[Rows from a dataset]

^^^^

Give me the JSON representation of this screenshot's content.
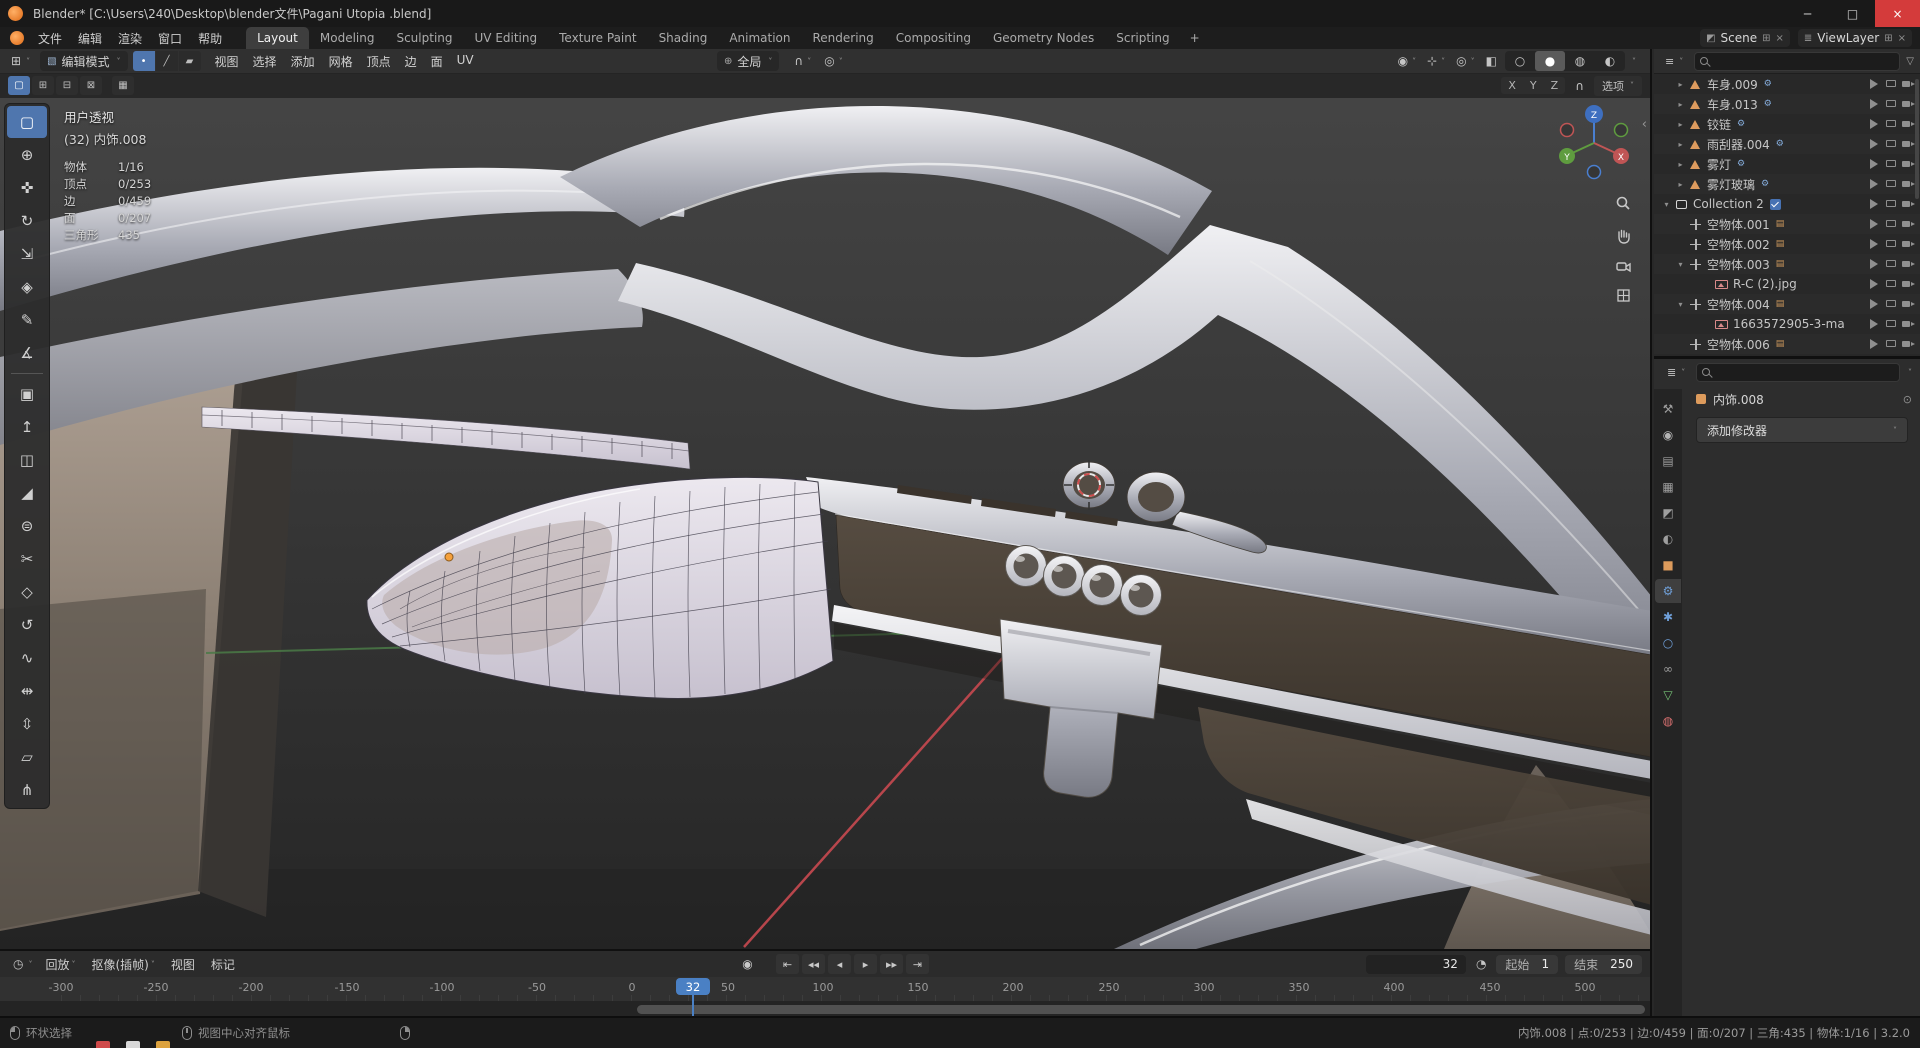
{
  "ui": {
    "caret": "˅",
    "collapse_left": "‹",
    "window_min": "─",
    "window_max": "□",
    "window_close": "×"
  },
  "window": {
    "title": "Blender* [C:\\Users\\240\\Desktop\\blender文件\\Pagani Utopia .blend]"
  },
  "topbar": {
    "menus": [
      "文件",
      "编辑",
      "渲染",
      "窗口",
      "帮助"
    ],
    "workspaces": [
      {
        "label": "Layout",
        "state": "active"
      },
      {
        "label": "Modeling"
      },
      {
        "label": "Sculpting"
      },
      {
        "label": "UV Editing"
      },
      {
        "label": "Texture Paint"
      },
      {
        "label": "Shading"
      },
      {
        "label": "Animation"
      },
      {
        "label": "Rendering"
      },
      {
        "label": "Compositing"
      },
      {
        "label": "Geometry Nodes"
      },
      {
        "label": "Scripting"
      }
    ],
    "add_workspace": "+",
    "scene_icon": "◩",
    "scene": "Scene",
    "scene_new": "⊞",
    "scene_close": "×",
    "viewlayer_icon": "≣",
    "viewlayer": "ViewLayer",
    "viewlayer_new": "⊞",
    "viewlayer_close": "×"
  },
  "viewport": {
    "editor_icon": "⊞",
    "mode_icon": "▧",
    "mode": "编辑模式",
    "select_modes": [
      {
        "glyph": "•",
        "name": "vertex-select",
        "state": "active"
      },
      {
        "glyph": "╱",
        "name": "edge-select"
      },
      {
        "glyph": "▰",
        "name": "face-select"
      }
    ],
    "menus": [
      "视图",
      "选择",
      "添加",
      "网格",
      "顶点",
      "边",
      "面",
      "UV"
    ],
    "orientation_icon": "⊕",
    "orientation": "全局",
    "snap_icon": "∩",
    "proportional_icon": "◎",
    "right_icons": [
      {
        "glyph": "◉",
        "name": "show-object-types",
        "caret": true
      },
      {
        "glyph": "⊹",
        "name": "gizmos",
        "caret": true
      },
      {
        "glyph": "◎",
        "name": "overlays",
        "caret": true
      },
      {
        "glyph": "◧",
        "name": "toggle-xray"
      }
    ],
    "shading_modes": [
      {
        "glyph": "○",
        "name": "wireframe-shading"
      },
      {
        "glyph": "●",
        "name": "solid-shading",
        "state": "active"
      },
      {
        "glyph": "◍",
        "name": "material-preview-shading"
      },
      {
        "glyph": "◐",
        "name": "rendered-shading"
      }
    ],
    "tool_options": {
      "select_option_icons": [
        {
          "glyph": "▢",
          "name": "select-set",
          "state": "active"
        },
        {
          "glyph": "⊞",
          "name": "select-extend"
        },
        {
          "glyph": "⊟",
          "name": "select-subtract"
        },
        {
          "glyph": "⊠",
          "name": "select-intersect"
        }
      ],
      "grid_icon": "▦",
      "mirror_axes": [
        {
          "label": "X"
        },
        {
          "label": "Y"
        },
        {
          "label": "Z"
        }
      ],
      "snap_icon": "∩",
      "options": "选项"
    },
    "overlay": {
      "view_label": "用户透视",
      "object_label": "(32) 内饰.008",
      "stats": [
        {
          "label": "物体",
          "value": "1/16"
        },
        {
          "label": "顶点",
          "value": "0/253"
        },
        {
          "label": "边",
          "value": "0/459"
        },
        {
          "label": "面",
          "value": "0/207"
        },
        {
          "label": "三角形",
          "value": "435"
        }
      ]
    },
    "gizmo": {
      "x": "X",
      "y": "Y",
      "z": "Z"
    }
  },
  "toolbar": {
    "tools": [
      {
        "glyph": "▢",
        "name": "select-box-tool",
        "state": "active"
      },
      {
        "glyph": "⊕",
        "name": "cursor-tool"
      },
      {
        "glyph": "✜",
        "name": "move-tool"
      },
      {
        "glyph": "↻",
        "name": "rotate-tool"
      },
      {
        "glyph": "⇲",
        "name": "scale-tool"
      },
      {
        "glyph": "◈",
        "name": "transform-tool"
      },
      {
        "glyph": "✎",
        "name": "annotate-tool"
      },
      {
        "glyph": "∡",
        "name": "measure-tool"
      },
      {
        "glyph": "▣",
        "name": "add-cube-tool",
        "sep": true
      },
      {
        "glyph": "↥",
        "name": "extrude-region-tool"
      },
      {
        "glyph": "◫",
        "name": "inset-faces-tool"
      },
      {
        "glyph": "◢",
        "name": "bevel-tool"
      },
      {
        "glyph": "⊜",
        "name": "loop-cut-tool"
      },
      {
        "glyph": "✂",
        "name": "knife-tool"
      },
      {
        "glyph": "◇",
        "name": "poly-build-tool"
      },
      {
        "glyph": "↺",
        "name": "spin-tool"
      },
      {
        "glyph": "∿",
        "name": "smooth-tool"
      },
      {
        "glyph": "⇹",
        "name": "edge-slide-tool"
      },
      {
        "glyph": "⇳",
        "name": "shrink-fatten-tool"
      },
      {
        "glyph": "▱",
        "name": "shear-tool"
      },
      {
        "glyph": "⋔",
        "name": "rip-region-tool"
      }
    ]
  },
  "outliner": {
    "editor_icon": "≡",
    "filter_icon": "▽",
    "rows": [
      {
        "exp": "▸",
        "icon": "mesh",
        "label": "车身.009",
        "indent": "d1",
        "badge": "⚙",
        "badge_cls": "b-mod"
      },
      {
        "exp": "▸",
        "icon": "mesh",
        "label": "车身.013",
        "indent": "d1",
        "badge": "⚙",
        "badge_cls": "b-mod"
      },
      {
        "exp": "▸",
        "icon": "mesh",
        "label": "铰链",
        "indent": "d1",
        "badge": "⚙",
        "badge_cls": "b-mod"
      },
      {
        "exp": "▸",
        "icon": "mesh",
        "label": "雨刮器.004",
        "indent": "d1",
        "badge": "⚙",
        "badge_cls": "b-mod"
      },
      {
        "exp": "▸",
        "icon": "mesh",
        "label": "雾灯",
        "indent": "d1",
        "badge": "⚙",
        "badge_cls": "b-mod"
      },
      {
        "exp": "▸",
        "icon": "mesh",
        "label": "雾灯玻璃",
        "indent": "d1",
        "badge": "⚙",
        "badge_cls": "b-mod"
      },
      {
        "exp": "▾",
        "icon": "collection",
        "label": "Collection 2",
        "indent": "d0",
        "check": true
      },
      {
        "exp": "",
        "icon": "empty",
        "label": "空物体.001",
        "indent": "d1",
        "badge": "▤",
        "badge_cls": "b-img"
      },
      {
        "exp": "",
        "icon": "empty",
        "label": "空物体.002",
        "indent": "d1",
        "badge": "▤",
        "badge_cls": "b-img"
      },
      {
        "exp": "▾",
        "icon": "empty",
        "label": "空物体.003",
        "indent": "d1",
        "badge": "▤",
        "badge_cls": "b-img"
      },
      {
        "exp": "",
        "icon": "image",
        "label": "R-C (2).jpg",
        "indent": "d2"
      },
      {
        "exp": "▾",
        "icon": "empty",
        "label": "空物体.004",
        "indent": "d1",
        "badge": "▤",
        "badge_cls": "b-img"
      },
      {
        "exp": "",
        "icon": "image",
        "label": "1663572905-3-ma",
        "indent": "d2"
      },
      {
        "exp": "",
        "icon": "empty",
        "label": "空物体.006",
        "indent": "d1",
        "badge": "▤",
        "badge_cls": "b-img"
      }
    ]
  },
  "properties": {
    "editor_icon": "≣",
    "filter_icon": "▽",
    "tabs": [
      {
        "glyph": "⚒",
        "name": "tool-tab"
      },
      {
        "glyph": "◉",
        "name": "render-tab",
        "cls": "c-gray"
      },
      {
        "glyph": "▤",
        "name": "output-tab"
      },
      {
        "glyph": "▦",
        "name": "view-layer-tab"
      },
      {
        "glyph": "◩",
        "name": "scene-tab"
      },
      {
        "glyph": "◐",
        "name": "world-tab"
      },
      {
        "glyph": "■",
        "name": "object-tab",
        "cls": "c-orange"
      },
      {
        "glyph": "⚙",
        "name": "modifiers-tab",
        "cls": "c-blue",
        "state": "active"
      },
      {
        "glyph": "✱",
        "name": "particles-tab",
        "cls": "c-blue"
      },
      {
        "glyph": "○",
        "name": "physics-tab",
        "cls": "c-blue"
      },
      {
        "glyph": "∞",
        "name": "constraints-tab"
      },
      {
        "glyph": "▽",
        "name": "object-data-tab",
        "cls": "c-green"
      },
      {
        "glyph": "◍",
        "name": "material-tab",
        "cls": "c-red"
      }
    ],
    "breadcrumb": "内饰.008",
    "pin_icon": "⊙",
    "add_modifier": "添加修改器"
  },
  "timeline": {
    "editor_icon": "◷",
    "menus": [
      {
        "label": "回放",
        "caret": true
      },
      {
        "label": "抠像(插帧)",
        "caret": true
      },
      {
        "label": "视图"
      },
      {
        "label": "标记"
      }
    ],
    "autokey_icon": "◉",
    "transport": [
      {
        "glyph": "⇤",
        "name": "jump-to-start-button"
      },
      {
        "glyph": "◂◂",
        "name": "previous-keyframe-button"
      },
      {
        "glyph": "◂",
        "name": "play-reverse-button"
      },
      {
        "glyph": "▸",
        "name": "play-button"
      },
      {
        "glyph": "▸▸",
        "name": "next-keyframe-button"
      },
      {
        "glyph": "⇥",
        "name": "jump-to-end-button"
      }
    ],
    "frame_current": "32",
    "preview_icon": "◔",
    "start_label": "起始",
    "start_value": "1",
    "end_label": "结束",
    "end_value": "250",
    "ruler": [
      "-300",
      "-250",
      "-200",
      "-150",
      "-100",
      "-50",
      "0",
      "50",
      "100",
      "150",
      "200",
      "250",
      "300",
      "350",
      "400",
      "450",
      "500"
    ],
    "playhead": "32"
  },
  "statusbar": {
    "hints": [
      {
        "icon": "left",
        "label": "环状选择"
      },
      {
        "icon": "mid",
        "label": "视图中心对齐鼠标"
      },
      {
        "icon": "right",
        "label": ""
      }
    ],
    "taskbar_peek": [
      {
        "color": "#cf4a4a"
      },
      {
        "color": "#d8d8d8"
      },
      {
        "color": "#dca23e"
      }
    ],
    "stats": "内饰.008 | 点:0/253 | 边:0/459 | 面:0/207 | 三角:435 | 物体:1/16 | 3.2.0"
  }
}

^^^^

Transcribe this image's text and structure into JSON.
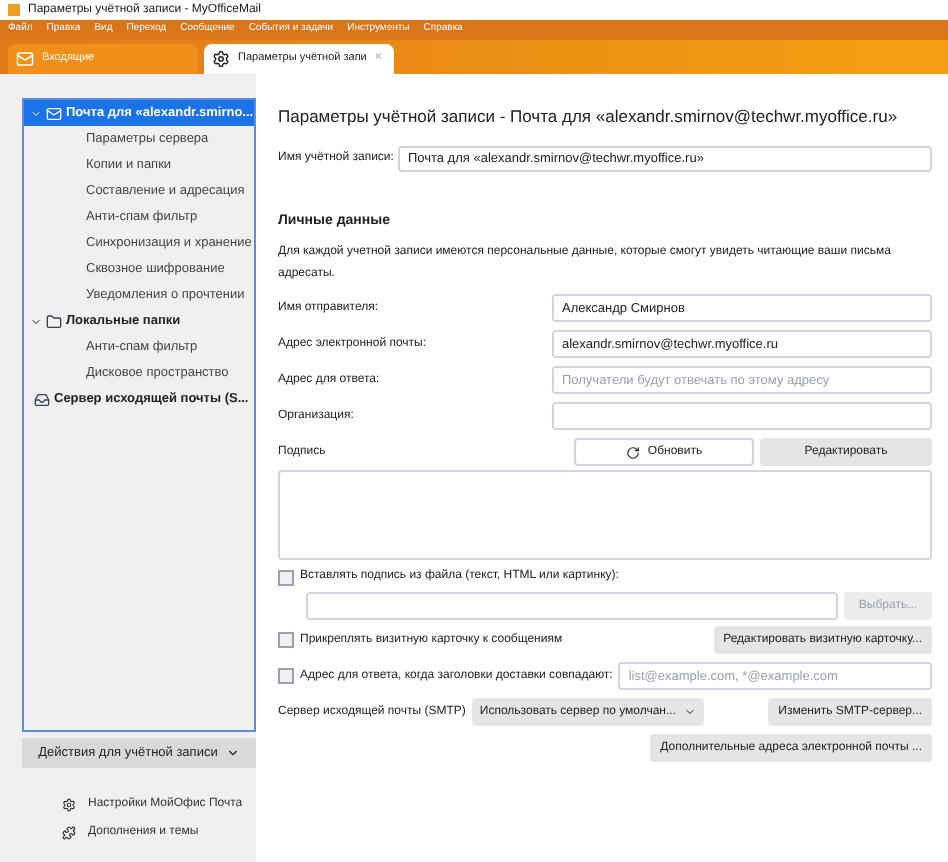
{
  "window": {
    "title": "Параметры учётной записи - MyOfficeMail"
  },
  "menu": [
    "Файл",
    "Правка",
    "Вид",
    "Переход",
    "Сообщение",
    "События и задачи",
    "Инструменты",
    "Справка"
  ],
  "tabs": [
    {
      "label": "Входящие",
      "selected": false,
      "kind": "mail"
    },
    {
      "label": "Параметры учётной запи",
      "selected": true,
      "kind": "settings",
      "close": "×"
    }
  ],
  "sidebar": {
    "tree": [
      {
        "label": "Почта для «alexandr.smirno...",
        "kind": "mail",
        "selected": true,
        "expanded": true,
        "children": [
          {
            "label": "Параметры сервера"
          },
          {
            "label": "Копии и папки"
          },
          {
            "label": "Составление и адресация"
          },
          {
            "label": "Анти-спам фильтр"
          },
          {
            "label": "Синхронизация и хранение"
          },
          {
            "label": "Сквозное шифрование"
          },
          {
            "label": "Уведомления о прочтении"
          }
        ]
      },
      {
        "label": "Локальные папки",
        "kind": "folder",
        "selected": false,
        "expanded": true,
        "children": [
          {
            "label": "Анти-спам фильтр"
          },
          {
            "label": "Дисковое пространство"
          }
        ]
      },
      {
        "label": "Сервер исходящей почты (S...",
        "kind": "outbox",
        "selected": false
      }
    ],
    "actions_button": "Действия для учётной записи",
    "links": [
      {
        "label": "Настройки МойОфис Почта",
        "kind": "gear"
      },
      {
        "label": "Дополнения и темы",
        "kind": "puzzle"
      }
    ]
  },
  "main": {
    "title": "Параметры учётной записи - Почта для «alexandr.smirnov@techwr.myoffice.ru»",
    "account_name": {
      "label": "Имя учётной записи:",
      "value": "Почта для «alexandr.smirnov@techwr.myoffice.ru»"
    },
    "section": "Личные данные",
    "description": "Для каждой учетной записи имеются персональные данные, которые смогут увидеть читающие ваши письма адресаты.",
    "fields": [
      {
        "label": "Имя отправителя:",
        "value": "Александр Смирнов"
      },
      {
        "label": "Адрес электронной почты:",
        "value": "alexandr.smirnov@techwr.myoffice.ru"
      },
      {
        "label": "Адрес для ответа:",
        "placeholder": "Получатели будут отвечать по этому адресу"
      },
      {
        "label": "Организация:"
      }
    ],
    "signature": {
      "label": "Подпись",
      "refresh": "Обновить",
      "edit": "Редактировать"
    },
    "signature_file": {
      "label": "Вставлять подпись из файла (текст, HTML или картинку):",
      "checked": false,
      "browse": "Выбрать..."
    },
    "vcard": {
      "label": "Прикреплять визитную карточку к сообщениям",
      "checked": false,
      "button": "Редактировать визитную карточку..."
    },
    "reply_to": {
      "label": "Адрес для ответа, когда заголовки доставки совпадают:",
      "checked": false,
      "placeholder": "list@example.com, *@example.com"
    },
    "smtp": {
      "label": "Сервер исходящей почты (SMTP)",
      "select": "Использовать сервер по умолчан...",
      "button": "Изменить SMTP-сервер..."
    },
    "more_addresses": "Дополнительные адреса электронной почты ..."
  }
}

^^^^

Using the material above, state how many lines include the string "this". Answer with a single number.

**Solution below:**
2